(Excerpts from a figure dataset)
-- -- --

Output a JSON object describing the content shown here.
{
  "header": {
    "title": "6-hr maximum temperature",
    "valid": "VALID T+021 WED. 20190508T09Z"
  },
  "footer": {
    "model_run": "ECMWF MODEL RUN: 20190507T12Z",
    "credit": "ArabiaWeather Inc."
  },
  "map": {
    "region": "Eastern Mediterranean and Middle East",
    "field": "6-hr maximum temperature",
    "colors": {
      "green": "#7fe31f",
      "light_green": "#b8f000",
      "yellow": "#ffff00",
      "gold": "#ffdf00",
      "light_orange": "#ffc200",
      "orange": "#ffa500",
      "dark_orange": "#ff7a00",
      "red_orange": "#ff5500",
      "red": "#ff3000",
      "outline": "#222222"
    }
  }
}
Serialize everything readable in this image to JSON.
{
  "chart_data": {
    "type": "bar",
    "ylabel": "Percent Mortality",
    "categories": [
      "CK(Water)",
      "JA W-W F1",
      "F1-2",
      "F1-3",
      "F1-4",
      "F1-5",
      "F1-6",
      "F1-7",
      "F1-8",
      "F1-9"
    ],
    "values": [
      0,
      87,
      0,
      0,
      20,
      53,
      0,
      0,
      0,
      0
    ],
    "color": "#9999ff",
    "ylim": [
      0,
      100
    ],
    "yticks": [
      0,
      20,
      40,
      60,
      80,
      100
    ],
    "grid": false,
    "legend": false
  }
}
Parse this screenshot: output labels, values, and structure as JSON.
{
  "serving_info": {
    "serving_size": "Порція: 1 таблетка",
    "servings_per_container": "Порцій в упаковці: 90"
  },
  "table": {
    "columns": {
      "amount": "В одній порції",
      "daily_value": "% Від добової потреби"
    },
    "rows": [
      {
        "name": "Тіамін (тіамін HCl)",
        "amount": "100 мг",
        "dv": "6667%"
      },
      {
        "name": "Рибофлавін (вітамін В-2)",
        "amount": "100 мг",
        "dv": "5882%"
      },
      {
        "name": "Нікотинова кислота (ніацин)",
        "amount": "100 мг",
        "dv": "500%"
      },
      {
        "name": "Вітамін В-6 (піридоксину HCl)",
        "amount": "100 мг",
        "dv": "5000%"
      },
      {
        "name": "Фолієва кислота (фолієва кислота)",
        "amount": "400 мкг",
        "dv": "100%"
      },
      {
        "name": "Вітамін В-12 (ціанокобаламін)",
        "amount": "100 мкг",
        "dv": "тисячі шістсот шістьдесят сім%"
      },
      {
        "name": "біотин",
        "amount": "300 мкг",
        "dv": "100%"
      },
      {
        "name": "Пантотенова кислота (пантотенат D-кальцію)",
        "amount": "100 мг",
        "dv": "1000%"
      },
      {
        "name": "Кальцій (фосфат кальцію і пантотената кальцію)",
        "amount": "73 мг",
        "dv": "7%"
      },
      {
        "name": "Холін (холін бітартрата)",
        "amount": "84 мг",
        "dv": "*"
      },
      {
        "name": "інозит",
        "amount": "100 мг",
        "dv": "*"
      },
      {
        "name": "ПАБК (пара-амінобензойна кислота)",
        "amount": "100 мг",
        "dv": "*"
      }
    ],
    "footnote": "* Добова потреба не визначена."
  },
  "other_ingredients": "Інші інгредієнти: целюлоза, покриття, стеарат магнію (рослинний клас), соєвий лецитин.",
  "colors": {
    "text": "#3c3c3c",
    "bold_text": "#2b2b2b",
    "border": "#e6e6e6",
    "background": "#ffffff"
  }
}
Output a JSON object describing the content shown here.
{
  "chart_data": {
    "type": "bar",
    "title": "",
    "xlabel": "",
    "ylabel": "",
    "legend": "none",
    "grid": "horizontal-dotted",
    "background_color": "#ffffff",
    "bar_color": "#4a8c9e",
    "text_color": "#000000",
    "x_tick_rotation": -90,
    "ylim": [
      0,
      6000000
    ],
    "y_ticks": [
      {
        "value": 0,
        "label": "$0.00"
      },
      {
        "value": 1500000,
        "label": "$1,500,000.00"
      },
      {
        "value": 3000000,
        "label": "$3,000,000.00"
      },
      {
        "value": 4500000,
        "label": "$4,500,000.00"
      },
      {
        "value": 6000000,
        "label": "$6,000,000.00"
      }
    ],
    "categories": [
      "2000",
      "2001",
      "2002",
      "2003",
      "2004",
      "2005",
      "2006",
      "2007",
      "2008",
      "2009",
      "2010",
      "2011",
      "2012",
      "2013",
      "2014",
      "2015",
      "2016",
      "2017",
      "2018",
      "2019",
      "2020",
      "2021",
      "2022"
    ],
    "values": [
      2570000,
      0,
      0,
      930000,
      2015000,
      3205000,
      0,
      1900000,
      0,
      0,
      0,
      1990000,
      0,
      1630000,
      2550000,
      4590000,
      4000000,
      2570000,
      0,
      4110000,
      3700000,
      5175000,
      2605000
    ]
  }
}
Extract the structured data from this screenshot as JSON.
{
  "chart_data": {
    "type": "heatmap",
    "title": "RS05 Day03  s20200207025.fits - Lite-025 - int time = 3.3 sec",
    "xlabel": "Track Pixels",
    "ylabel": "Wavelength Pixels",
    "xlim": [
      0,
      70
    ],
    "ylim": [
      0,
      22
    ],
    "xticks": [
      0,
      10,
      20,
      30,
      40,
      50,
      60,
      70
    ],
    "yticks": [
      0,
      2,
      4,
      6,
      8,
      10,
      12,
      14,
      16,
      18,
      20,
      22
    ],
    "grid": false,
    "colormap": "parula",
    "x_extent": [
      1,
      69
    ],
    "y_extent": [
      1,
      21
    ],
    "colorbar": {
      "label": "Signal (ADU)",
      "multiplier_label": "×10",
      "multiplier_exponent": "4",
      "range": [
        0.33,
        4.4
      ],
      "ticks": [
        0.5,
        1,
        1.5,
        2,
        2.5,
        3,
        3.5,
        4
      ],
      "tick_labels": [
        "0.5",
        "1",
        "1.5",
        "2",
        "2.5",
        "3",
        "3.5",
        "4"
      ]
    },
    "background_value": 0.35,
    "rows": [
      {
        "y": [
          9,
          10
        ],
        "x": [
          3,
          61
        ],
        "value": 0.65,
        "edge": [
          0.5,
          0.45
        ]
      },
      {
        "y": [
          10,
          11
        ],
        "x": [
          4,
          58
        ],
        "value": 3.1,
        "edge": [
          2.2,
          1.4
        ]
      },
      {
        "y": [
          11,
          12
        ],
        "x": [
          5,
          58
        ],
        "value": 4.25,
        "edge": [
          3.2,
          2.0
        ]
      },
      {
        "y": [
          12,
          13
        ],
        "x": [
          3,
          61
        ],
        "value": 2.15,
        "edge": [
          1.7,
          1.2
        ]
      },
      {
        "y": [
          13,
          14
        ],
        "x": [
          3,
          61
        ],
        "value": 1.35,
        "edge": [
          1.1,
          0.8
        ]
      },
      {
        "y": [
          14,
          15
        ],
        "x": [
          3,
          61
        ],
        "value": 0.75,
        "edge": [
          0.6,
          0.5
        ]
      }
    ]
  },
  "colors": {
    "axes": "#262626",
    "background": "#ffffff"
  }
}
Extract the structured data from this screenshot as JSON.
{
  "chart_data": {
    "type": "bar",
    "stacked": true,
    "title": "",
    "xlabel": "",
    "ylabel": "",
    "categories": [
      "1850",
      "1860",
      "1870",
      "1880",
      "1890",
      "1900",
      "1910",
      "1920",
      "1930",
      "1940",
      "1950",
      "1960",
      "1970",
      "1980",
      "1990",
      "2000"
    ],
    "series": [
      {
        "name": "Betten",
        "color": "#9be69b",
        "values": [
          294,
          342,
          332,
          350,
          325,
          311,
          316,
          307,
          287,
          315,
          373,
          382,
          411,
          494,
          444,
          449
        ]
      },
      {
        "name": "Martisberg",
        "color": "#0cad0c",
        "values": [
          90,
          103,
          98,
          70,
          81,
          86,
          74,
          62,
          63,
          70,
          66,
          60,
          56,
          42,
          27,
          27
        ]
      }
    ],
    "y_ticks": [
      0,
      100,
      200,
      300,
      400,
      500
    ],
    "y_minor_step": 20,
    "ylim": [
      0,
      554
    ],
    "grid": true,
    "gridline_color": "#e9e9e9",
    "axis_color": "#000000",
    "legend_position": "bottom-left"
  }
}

-- -- --

# EXERCISE
Among the records above, find each line holding the string "ylabel" and pull it out.

# TASK OUTPUT
    "ylabel": "Percent Mortality",
    "ylabel": "",
    "ylabel": "Wavelength Pixels",
    "ylabel": "",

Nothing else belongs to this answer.